[PROBLEM DESCRIPTION] Give back the whole listing exactly as shown.

[Stored data entries]
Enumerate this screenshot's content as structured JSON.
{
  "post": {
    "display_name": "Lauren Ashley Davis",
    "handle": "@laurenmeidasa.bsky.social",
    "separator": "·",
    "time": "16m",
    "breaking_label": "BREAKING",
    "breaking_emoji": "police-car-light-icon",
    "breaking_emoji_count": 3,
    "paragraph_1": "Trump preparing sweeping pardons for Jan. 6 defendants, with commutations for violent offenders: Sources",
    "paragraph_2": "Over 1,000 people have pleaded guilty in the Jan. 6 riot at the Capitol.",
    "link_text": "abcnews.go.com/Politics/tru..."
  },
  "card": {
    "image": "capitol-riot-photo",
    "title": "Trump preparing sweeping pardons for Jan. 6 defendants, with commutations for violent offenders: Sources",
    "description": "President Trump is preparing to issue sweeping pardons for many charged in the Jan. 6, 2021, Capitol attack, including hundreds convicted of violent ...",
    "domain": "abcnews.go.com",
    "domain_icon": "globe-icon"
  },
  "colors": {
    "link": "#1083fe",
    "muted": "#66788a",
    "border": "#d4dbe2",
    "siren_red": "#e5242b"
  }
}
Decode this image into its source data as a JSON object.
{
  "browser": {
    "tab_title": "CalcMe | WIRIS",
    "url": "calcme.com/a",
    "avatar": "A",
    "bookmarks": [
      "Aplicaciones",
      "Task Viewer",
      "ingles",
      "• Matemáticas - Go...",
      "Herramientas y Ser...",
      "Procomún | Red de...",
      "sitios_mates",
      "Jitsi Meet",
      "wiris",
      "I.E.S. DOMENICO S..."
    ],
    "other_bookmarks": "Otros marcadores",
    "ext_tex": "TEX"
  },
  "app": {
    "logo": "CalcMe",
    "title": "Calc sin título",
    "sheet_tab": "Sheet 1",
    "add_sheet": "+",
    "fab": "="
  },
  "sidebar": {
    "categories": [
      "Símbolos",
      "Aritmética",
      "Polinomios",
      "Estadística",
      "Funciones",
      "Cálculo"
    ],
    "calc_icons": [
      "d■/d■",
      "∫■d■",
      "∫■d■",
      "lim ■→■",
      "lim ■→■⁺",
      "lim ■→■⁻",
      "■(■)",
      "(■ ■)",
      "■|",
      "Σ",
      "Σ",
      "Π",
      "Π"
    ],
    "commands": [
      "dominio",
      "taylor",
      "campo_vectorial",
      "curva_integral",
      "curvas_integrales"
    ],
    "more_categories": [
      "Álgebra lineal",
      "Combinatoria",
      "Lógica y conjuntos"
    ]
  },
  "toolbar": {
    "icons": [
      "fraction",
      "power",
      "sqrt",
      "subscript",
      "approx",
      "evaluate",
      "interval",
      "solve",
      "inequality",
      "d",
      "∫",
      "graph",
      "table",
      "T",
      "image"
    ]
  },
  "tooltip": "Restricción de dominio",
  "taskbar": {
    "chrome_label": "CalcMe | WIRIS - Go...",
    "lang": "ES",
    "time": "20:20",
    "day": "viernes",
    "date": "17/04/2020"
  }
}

[WRITTEN RESPONSE]
Enumerate this screenshot's content as structured JSON.
{
  "post": {
    "display_name": "Lauren Ashley Davis",
    "handle": "@laurenmeidasa.bsky.social",
    "separator": "·",
    "time": "16m",
    "breaking_label": "BREAKING",
    "breaking_emoji": "police-car-light-icon",
    "breaking_emoji_count": 3,
    "paragraph_1": "Trump preparing sweeping pardons for Jan. 6 defendants, with commutations for violent offenders: Sources",
    "paragraph_2": "Over 1,000 people have pleaded guilty in the Jan. 6 riot at the Capitol.",
    "link_text": "abcnews.go.com/Politics/tru..."
  },
  "card": {
    "image": "capitol-riot-photo",
    "title": "Trump preparing sweeping pardons for Jan. 6 defendants, with commutations for violent offenders: Sources",
    "description": "President Trump is preparing to issue sweeping pardons for many charged in the Jan. 6, 2021, Capitol attack, including hundreds convicted of violent ...",
    "domain": "abcnews.go.com",
    "domain_icon": "globe-icon"
  },
  "colors": {
    "link": "#1083fe",
    "muted": "#66788a",
    "border": "#d4dbe2",
    "siren_red": "#e5242b"
  }
}
Decode this image into its source data as a JSON object.
{
  "browser": {
    "tab_title": "CalcMe | WIRIS",
    "url": "calcme.com/a",
    "avatar": "A",
    "bookmarks": [
      "Aplicaciones",
      "Task Viewer",
      "ingles",
      "• Matemáticas - Go...",
      "Herramientas y Ser...",
      "Procomún | Red de...",
      "sitios_mates",
      "Jitsi Meet",
      "wiris",
      "I.E.S. DOMENICO S..."
    ],
    "other_bookmarks": "Otros marcadores",
    "ext_tex": "TEX"
  },
  "app": {
    "logo": "CalcMe",
    "title": "Calc sin título",
    "sheet_tab": "Sheet 1",
    "add_sheet": "+",
    "fab": "="
  },
  "sidebar": {
    "categories": [
      "Símbolos",
      "Aritmética",
      "Polinomios",
      "Estadística",
      "Funciones",
      "Cálculo"
    ],
    "calc_icons": [
      "d■/d■",
      "∫■d■",
      "∫■d■",
      "lim ■→■",
      "lim ■→■⁺",
      "lim ■→■⁻",
      "■(■)",
      "(■ ■)",
      "■|",
      "Σ",
      "Σ",
      "Π",
      "Π"
    ],
    "commands": [
      "dominio",
      "taylor",
      "campo_vectorial",
      "curva_integral",
      "curvas_integrales"
    ],
    "more_categories": [
      "Álgebra lineal",
      "Combinatoria",
      "Lógica y conjuntos"
    ]
  },
  "toolbar": {
    "icons": [
      "fraction",
      "power",
      "sqrt",
      "subscript",
      "approx",
      "evaluate",
      "interval",
      "solve",
      "inequality",
      "d",
      "∫",
      "graph",
      "table",
      "T",
      "image"
    ]
  },
  "tooltip": "Restricción de dominio",
  "taskbar": {
    "chrome_label": "CalcMe | WIRIS - Go...",
    "lang": "ES",
    "time": "20:20",
    "day": "viernes",
    "date": "17/04/2020"
  }
}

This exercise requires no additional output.